■ Extracted records
╭──

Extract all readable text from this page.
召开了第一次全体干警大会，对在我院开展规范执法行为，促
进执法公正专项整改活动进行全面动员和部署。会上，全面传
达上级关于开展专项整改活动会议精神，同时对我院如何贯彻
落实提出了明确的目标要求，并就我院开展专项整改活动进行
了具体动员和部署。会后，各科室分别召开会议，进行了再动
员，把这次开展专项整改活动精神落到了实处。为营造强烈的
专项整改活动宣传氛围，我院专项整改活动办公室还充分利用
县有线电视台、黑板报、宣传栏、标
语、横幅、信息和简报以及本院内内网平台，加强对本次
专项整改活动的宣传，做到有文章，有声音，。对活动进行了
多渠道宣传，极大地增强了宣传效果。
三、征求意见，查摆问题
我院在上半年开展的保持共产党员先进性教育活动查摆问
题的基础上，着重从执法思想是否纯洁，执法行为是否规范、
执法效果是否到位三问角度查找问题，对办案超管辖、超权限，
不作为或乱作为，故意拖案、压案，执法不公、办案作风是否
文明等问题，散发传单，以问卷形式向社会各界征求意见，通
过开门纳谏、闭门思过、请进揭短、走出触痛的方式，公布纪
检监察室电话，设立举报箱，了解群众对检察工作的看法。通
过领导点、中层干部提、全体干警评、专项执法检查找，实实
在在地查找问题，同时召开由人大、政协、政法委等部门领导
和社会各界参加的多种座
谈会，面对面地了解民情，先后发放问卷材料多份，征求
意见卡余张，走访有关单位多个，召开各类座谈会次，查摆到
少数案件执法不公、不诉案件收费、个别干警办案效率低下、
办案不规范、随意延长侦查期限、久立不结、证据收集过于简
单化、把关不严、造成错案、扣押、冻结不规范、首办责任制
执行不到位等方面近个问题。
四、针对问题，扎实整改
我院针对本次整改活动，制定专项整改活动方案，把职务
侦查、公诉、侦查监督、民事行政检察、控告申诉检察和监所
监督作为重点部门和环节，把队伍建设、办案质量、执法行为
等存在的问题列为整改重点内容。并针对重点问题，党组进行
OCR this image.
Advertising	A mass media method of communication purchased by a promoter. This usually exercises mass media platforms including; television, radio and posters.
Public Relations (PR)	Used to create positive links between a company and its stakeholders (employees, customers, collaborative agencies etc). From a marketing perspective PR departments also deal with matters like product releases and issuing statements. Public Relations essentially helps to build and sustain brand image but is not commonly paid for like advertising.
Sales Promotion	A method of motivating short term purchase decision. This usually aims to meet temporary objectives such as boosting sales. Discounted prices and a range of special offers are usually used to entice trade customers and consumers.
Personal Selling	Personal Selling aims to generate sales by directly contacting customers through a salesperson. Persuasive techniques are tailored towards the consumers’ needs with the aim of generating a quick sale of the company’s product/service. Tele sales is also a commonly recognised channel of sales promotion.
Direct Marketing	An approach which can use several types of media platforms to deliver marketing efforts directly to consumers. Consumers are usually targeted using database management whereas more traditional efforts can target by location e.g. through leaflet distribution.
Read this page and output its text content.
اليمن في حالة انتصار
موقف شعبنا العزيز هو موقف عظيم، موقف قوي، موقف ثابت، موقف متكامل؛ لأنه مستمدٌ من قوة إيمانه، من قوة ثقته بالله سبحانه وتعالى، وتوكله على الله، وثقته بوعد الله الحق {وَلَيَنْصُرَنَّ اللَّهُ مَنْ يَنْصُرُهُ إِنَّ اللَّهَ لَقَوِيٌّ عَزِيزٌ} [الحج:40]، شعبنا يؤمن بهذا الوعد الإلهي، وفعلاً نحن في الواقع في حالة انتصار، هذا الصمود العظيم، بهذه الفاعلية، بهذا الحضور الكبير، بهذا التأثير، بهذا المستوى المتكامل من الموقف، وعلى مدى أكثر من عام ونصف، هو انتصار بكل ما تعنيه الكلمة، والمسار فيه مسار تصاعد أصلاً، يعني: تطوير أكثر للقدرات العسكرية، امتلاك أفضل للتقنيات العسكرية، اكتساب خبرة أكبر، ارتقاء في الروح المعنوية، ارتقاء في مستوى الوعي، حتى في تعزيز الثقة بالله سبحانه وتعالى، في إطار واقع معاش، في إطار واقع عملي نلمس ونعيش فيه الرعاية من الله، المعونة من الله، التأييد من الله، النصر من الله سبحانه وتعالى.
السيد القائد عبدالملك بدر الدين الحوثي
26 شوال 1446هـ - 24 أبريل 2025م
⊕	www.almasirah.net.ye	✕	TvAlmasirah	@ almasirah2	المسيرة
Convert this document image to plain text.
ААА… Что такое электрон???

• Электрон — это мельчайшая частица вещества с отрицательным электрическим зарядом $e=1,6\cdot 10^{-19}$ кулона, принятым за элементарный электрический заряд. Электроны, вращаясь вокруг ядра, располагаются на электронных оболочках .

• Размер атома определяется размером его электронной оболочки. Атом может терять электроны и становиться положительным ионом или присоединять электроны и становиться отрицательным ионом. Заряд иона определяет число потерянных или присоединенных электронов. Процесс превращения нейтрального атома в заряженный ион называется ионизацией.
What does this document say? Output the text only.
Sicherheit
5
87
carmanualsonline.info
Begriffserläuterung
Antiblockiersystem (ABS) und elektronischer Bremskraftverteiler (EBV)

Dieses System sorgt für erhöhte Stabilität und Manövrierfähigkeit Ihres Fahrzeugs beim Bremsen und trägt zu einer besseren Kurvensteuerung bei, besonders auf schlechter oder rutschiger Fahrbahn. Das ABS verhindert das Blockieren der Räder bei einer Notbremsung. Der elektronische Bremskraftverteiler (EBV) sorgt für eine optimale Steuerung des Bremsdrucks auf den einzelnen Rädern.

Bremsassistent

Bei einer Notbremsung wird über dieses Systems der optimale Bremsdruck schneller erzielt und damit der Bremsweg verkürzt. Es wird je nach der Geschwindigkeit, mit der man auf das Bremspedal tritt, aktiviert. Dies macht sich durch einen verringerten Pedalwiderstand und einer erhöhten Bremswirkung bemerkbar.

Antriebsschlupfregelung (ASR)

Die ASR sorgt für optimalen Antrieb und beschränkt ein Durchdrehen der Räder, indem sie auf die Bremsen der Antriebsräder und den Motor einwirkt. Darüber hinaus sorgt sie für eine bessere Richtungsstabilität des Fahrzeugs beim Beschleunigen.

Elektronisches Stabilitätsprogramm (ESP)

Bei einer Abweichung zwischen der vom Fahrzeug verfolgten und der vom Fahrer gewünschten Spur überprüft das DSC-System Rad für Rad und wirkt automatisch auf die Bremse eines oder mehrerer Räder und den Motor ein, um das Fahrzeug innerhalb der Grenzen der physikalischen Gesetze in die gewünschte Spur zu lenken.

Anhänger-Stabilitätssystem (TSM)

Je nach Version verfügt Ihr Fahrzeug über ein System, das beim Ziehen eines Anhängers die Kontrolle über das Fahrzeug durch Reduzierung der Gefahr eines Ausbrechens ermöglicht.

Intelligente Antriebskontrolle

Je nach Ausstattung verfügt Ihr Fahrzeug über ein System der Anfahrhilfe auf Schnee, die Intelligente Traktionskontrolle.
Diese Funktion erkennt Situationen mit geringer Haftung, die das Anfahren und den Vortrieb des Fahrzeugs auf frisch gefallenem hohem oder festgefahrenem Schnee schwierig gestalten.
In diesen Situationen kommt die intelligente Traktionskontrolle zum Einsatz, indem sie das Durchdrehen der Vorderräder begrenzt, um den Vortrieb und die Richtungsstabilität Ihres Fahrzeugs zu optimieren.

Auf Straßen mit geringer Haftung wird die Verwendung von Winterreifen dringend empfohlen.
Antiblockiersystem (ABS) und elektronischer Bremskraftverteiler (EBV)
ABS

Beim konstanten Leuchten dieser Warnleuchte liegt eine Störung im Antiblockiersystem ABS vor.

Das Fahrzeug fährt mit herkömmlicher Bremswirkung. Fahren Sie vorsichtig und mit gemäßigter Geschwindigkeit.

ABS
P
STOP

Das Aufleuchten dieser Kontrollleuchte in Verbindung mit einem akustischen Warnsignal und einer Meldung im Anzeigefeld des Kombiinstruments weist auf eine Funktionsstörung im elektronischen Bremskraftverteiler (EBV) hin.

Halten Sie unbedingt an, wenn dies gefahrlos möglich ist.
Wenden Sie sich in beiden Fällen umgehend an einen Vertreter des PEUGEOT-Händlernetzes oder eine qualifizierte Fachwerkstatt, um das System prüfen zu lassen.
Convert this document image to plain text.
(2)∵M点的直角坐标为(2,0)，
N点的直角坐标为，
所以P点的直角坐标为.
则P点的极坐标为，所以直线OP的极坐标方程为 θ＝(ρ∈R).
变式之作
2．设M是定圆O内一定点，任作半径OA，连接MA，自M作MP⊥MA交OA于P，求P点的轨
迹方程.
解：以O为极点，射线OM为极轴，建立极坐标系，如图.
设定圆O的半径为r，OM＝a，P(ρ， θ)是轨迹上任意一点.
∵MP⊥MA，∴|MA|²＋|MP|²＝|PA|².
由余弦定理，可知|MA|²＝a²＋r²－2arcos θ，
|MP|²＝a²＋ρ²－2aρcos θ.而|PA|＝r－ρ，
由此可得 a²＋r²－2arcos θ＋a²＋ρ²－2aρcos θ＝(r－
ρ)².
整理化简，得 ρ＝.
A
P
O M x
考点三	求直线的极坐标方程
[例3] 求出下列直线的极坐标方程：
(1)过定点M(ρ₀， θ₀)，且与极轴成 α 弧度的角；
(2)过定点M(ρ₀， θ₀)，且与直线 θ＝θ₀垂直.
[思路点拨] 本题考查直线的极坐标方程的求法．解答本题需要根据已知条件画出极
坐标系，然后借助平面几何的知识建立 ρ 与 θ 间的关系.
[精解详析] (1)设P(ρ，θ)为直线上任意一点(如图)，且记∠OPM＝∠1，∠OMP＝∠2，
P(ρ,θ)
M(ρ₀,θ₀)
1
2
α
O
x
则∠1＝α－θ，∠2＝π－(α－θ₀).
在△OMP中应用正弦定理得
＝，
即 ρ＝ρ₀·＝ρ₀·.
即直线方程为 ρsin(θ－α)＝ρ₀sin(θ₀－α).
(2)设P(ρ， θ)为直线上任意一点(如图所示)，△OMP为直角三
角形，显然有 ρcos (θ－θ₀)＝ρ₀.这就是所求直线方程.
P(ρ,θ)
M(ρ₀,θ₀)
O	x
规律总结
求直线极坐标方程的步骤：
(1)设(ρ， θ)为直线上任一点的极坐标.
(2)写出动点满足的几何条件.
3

╰──

■ What you have to do
Copy out every line of the data that includes the word "text".

■ Exercise answer
Extract all readable text from this page.
Read this page and output its text content.
Convert this document image to plain text.
What does this document say? Output the text only.
Convert this document image to plain text.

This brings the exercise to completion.